>> Begin
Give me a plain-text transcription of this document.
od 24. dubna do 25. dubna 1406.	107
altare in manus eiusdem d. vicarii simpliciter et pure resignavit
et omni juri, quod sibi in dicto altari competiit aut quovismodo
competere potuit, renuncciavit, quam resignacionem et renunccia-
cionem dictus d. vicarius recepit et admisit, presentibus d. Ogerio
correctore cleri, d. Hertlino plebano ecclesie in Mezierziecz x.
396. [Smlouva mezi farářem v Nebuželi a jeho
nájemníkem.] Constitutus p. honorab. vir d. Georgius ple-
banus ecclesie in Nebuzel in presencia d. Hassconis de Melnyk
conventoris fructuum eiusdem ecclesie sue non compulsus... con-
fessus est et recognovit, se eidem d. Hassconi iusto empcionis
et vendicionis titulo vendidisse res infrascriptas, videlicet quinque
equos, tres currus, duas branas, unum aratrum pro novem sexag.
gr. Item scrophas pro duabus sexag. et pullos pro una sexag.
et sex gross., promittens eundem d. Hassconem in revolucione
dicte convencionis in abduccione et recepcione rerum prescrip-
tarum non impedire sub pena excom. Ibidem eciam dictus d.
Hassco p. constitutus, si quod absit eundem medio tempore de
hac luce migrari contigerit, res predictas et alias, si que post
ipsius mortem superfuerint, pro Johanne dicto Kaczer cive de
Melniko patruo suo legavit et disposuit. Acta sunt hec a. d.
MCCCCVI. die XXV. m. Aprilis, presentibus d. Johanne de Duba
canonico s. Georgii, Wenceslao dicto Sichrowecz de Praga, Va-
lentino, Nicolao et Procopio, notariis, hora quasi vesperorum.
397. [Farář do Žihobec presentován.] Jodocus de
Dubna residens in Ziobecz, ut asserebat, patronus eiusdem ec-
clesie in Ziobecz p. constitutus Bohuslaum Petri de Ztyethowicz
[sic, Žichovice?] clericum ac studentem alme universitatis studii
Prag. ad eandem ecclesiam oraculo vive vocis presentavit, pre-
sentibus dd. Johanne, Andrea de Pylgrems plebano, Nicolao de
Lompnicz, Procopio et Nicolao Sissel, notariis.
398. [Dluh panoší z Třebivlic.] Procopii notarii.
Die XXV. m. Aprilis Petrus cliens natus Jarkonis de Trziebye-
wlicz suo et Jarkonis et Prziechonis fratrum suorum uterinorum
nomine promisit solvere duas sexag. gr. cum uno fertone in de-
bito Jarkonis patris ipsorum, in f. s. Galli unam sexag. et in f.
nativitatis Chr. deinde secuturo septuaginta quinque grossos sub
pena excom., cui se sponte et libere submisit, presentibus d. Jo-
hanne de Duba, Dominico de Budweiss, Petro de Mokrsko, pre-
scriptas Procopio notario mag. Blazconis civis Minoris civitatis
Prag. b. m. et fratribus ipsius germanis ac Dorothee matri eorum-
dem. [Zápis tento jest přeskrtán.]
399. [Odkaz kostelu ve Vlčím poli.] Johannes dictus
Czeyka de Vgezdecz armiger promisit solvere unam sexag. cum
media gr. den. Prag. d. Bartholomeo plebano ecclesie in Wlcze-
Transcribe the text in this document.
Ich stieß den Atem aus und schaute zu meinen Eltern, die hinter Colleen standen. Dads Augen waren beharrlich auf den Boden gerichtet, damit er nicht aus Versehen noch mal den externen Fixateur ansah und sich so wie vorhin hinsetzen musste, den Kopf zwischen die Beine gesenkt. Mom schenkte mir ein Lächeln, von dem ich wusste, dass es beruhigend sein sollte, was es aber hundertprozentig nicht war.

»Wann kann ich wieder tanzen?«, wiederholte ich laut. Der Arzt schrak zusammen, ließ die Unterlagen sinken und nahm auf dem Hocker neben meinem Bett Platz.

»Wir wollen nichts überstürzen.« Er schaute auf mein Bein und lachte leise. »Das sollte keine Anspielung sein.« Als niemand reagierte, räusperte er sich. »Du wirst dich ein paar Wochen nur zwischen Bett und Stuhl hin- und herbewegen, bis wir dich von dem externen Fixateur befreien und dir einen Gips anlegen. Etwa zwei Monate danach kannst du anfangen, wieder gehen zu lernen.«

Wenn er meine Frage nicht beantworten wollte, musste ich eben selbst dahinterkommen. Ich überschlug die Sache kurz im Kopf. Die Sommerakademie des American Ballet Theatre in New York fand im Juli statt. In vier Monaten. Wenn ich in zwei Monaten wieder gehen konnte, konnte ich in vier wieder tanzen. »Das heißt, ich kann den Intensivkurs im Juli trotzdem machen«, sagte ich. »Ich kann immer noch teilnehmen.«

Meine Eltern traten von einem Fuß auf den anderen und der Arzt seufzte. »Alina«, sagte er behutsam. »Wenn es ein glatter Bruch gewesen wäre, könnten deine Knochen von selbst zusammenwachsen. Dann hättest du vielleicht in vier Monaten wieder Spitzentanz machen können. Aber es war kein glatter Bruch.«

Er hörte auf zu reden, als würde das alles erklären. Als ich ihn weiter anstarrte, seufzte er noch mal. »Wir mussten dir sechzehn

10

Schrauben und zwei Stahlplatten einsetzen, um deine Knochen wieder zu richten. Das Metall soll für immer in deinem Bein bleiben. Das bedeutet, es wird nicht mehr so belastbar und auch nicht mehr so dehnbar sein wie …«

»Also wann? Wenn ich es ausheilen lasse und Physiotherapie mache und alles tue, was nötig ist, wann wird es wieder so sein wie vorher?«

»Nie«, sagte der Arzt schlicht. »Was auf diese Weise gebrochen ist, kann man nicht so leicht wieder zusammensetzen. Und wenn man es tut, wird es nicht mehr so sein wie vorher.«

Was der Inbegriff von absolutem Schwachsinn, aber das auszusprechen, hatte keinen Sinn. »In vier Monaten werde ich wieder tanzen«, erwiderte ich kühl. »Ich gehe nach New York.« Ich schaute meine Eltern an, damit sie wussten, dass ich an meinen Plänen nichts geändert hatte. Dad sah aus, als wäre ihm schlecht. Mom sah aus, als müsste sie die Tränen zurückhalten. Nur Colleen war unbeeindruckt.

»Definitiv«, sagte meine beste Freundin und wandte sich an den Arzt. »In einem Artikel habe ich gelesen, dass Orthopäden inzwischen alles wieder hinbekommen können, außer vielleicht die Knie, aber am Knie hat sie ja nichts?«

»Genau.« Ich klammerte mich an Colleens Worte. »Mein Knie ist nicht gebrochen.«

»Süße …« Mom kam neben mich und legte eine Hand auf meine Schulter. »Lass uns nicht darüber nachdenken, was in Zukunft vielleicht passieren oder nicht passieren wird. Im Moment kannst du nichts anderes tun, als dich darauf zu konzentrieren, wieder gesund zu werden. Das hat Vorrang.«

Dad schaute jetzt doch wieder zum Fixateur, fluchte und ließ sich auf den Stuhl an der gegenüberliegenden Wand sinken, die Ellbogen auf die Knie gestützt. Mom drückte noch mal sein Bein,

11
>> End
Written instruction: Transcribe the material exactly as it reads.

Task response:
Give me a plain-text transcription of this document.
od 24. dubna do 25. dubna 1406.	107
altare in manus eiusdem d. vicarii simpliciter et pure resignavit
et omni juri, quod sibi in dicto altari competiit aut quovismodo
competere potuit, renuncciavit, quam resignacionem et renunccia-
cionem dictus d. vicarius recepit et admisit, presentibus d. Ogerio
correctore cleri, d. Hertlino plebano ecclesie in Mezierziecz x.
396. [Smlouva mezi farářem v Nebuželi a jeho
nájemníkem.] Constitutus p. honorab. vir d. Georgius ple-
banus ecclesie in Nebuzel in presencia d. Hassconis de Melnyk
conventoris fructuum eiusdem ecclesie sue non compulsus... con-
fessus est et recognovit, se eidem d. Hassconi iusto empcionis
et vendicionis titulo vendidisse res infrascriptas, videlicet quinque
equos, tres currus, duas branas, unum aratrum pro novem sexag.
gr. Item scrophas pro duabus sexag. et pullos pro una sexag.
et sex gross., promittens eundem d. Hassconem in revolucione
dicte convencionis in abduccione et recepcione rerum prescrip-
tarum non impedire sub pena excom. Ibidem eciam dictus d.
Hassco p. constitutus, si quod absit eundem medio tempore de
hac luce migrari contigerit, res predictas et alias, si que post
ipsius mortem superfuerint, pro Johanne dicto Kaczer cive de
Melniko patruo suo legavit et disposuit. Acta sunt hec a. d.
MCCCCVI. die XXV. m. Aprilis, presentibus d. Johanne de Duba
canonico s. Georgii, Wenceslao dicto Sichrowecz de Praga, Va-
lentino, Nicolao et Procopio, notariis, hora quasi vesperorum.
397. [Farář do Žihobec presentován.] Jodocus de
Dubna residens in Ziobecz, ut asserebat, patronus eiusdem ec-
clesie in Ziobecz p. constitutus Bohuslaum Petri de Ztyethowicz
[sic, Žichovice?] clericum ac studentem alme universitatis studii
Prag. ad eandem ecclesiam oraculo vive vocis presentavit, pre-
sentibus dd. Johanne, Andrea de Pylgrems plebano, Nicolao de
Lompnicz, Procopio et Nicolao Sissel, notariis.
398. [Dluh panoší z Třebivlic.] Procopii notarii.
Die XXV. m. Aprilis Petrus cliens natus Jarkonis de Trziebye-
wlicz suo et Jarkonis et Prziechonis fratrum suorum uterinorum
nomine promisit solvere duas sexag. gr. cum uno fertone in de-
bito Jarkonis patris ipsorum, in f. s. Galli unam sexag. et in f.
nativitatis Chr. deinde secuturo septuaginta quinque grossos sub
pena excom., cui se sponte et libere submisit, presentibus d. Jo-
hanne de Duba, Dominico de Budweiss, Petro de Mokrsko, pre-
scriptas Procopio notario mag. Blazconis civis Minoris civitatis
Prag. b. m. et fratribus ipsius germanis ac Dorothee matri eorum-
dem. [Zápis tento jest přeskrtán.]
399. [Odkaz kostelu ve Vlčím poli.] Johannes dictus
Czeyka de Vgezdecz armiger promisit solvere unam sexag. cum
media gr. den. Prag. d. Bartholomeo plebano ecclesie in Wlcze-
Transcribe the text in this document.
Ich stieß den Atem aus und schaute zu meinen Eltern, die hinter Colleen standen. Dads Augen waren beharrlich auf den Boden gerichtet, damit er nicht aus Versehen noch mal den externen Fixateur ansah und sich so wie vorhin hinsetzen musste, den Kopf zwischen die Beine gesenkt. Mom schenkte mir ein Lächeln, von dem ich wusste, dass es beruhigend sein sollte, was es aber hundertprozentig nicht war.

»Wann kann ich wieder tanzen?«, wiederholte ich laut. Der Arzt schrak zusammen, ließ die Unterlagen sinken und nahm auf dem Hocker neben meinem Bett Platz.

»Wir wollen nichts überstürzen.« Er schaute auf mein Bein und lachte leise. »Das sollte keine Anspielung sein.« Als niemand reagierte, räusperte er sich. »Du wirst dich ein paar Wochen nur zwischen Bett und Stuhl hin- und herbewegen, bis wir dich von dem externen Fixateur befreien und dir einen Gips anlegen. Etwa zwei Monate danach kannst du anfangen, wieder gehen zu lernen.«

Wenn er meine Frage nicht beantworten wollte, musste ich eben selbst dahinterkommen. Ich überschlug die Sache kurz im Kopf. Die Sommerakademie des American Ballet Theatre in New York fand im Juli statt. In vier Monaten. Wenn ich in zwei Monaten wieder gehen konnte, konnte ich in vier wieder tanzen. »Das heißt, ich kann den Intensivkurs im Juli trotzdem machen«, sagte ich. »Ich kann immer noch teilnehmen.«

Meine Eltern traten von einem Fuß auf den anderen und der Arzt seufzte. »Alina«, sagte er behutsam. »Wenn es ein glatter Bruch gewesen wäre, könnten deine Knochen von selbst zusammenwachsen. Dann hättest du vielleicht in vier Monaten wieder Spitzentanz machen können. Aber es war kein glatter Bruch.«

Er hörte auf zu reden, als würde das alles erklären. Als ich ihn weiter anstarrte, seufzte er noch mal. »Wir mussten dir sechzehn

10

Schrauben und zwei Stahlplatten einsetzen, um deine Knochen wieder zu richten. Das Metall soll für immer in deinem Bein bleiben. Das bedeutet, es wird nicht mehr so belastbar und auch nicht mehr so dehnbar sein wie …«

»Also wann? Wenn ich es ausheilen lasse und Physiotherapie mache und alles tue, was nötig ist, wann wird es wieder so sein wie vorher?«

»Nie«, sagte der Arzt schlicht. »Was auf diese Weise gebrochen ist, kann man nicht so leicht wieder zusammensetzen. Und wenn man es tut, wird es nicht mehr so sein wie vorher.«

Was der Inbegriff von absolutem Schwachsinn, aber das auszusprechen, hatte keinen Sinn. »In vier Monaten werde ich wieder tanzen«, erwiderte ich kühl. »Ich gehe nach New York.« Ich schaute meine Eltern an, damit sie wussten, dass ich an meinen Plänen nichts geändert hatte. Dad sah aus, als wäre ihm schlecht. Mom sah aus, als müsste sie die Tränen zurückhalten. Nur Colleen war unbeeindruckt.

»Definitiv«, sagte meine beste Freundin und wandte sich an den Arzt. »In einem Artikel habe ich gelesen, dass Orthopäden inzwischen alles wieder hinbekommen können, außer vielleicht die Knie, aber am Knie hat sie ja nichts?«

»Genau.« Ich klammerte mich an Colleens Worte. »Mein Knie ist nicht gebrochen.«

»Süße …« Mom kam neben mich und legte eine Hand auf meine Schulter. »Lass uns nicht darüber nachdenken, was in Zukunft vielleicht passieren oder nicht passieren wird. Im Moment kannst du nichts anderes tun, als dich darauf zu konzentrieren, wieder gesund zu werden. Das hat Vorrang.«

Dad schaute jetzt doch wieder zum Fixateur, fluchte und ließ sich auf den Stuhl an der gegenüberliegenden Wand sinken, die Ellbogen auf die Knie gestützt. Mom drückte noch mal sein Bein,

11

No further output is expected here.